Task instructions
Render every entry exactly as it appears.

[Data items]
* BEGIN *

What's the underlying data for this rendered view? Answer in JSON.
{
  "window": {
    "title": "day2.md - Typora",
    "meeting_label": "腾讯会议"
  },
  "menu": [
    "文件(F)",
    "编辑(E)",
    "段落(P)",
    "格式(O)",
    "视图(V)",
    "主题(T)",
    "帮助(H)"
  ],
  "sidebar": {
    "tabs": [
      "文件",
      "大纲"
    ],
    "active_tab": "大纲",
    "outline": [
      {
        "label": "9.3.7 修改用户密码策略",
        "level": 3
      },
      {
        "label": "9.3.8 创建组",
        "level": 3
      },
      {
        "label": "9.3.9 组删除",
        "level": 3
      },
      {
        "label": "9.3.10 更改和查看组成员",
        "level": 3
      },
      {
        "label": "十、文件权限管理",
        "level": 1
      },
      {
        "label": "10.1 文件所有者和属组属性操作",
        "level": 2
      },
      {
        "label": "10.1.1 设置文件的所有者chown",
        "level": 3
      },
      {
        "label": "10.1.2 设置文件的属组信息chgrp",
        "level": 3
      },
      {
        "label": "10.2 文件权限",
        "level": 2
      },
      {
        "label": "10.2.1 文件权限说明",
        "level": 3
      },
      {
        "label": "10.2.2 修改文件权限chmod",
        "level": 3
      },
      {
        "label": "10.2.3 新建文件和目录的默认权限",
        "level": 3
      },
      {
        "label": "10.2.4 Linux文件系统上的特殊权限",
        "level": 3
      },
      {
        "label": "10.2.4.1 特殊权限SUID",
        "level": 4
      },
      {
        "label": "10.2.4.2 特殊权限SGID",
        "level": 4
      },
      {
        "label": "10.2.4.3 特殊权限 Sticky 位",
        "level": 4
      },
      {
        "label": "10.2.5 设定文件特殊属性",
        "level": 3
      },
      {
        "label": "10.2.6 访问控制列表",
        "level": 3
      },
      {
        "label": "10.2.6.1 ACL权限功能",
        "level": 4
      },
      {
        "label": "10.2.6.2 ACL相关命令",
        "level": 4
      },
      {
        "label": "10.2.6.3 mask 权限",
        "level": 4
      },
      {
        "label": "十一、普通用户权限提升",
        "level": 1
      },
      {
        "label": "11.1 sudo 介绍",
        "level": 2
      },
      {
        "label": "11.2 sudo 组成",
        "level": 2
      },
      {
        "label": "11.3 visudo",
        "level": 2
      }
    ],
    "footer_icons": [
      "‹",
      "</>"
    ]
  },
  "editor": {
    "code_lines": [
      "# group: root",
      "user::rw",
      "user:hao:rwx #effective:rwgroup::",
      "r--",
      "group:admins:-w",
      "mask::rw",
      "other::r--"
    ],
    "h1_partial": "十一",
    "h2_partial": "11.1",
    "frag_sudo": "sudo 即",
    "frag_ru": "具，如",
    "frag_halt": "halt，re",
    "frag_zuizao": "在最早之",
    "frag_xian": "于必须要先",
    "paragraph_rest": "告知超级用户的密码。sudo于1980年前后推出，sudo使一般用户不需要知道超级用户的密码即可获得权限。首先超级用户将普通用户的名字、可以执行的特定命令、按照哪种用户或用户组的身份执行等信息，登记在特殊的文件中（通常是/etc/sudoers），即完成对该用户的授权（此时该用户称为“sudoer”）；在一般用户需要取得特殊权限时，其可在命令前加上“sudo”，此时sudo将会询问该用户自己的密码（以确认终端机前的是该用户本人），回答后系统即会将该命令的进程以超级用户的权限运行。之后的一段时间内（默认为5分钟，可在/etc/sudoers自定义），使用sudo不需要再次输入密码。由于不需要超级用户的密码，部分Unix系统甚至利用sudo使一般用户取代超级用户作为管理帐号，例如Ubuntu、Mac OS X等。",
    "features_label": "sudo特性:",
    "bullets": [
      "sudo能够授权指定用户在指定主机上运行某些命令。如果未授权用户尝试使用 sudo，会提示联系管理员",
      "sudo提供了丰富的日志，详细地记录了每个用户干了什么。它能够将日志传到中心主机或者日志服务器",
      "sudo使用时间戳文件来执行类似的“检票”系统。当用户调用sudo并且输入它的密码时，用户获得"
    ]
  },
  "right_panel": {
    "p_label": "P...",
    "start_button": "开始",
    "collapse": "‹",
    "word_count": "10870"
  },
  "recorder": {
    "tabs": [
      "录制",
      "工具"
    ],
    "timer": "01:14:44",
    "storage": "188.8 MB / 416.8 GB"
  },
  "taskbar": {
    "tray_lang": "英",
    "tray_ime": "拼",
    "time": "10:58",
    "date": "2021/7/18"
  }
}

* END *

Output for this task
What's the underlying data for this rendered view? Answer in JSON.
{
  "window": {
    "title": "day2.md - Typora",
    "meeting_label": "腾讯会议"
  },
  "menu": [
    "文件(F)",
    "编辑(E)",
    "段落(P)",
    "格式(O)",
    "视图(V)",
    "主题(T)",
    "帮助(H)"
  ],
  "sidebar": {
    "tabs": [
      "文件",
      "大纲"
    ],
    "active_tab": "大纲",
    "outline": [
      {
        "label": "9.3.7 修改用户密码策略",
        "level": 3
      },
      {
        "label": "9.3.8 创建组",
        "level": 3
      },
      {
        "label": "9.3.9 组删除",
        "level": 3
      },
      {
        "label": "9.3.10 更改和查看组成员",
        "level": 3
      },
      {
        "label": "十、文件权限管理",
        "level": 1
      },
      {
        "label": "10.1 文件所有者和属组属性操作",
        "level": 2
      },
      {
        "label": "10.1.1 设置文件的所有者chown",
        "level": 3
      },
      {
        "label": "10.1.2 设置文件的属组信息chgrp",
        "level": 3
      },
      {
        "label": "10.2 文件权限",
        "level": 2
      },
      {
        "label": "10.2.1 文件权限说明",
        "level": 3
      },
      {
        "label": "10.2.2 修改文件权限chmod",
        "level": 3
      },
      {
        "label": "10.2.3 新建文件和目录的默认权限",
        "level": 3
      },
      {
        "label": "10.2.4 Linux文件系统上的特殊权限",
        "level": 3
      },
      {
        "label": "10.2.4.1 特殊权限SUID",
        "level": 4
      },
      {
        "label": "10.2.4.2 特殊权限SGID",
        "level": 4
      },
      {
        "label": "10.2.4.3 特殊权限 Sticky 位",
        "level": 4
      },
      {
        "label": "10.2.5 设定文件特殊属性",
        "level": 3
      },
      {
        "label": "10.2.6 访问控制列表",
        "level": 3
      },
      {
        "label": "10.2.6.1 ACL权限功能",
        "level": 4
      },
      {
        "label": "10.2.6.2 ACL相关命令",
        "level": 4
      },
      {
        "label": "10.2.6.3 mask 权限",
        "level": 4
      },
      {
        "label": "十一、普通用户权限提升",
        "level": 1
      },
      {
        "label": "11.1 sudo 介绍",
        "level": 2
      },
      {
        "label": "11.2 sudo 组成",
        "level": 2
      },
      {
        "label": "11.3 visudo",
        "level": 2
      }
    ],
    "footer_icons": [
      "‹",
      "</>"
    ]
  },
  "editor": {
    "code_lines": [
      "# group: root",
      "user::rw",
      "user:hao:rwx #effective:rwgroup::",
      "r--",
      "group:admins:-w",
      "mask::rw",
      "other::r--"
    ],
    "h1_partial": "十一",
    "h2_partial": "11.1",
    "frag_sudo": "sudo 即",
    "frag_ru": "具，如",
    "frag_halt": "halt，re",
    "frag_zuizao": "在最早之",
    "frag_xian": "于必须要先",
    "paragraph_rest": "告知超级用户的密码。sudo于1980年前后推出，sudo使一般用户不需要知道超级用户的密码即可获得权限。首先超级用户将普通用户的名字、可以执行的特定命令、按照哪种用户或用户组的身份执行等信息，登记在特殊的文件中（通常是/etc/sudoers），即完成对该用户的授权（此时该用户称为“sudoer”）；在一般用户需要取得特殊权限时，其可在命令前加上“sudo”，此时sudo将会询问该用户自己的密码（以确认终端机前的是该用户本人），回答后系统即会将该命令的进程以超级用户的权限运行。之后的一段时间内（默认为5分钟，可在/etc/sudoers自定义），使用sudo不需要再次输入密码。由于不需要超级用户的密码，部分Unix系统甚至利用sudo使一般用户取代超级用户作为管理帐号，例如Ubuntu、Mac OS X等。",
    "features_label": "sudo特性:",
    "bullets": [
      "sudo能够授权指定用户在指定主机上运行某些命令。如果未授权用户尝试使用 sudo，会提示联系管理员",
      "sudo提供了丰富的日志，详细地记录了每个用户干了什么。它能够将日志传到中心主机或者日志服务器",
      "sudo使用时间戳文件来执行类似的“检票”系统。当用户调用sudo并且输入它的密码时，用户获得"
    ]
  },
  "right_panel": {
    "p_label": "P...",
    "start_button": "开始",
    "collapse": "‹",
    "word_count": "10870"
  },
  "recorder": {
    "tabs": [
      "录制",
      "工具"
    ],
    "timer": "01:14:44",
    "storage": "188.8 MB / 416.8 GB"
  },
  "taskbar": {
    "tray_lang": "英",
    "tray_ime": "拼",
    "time": "10:58",
    "date": "2021/7/18"
  }
}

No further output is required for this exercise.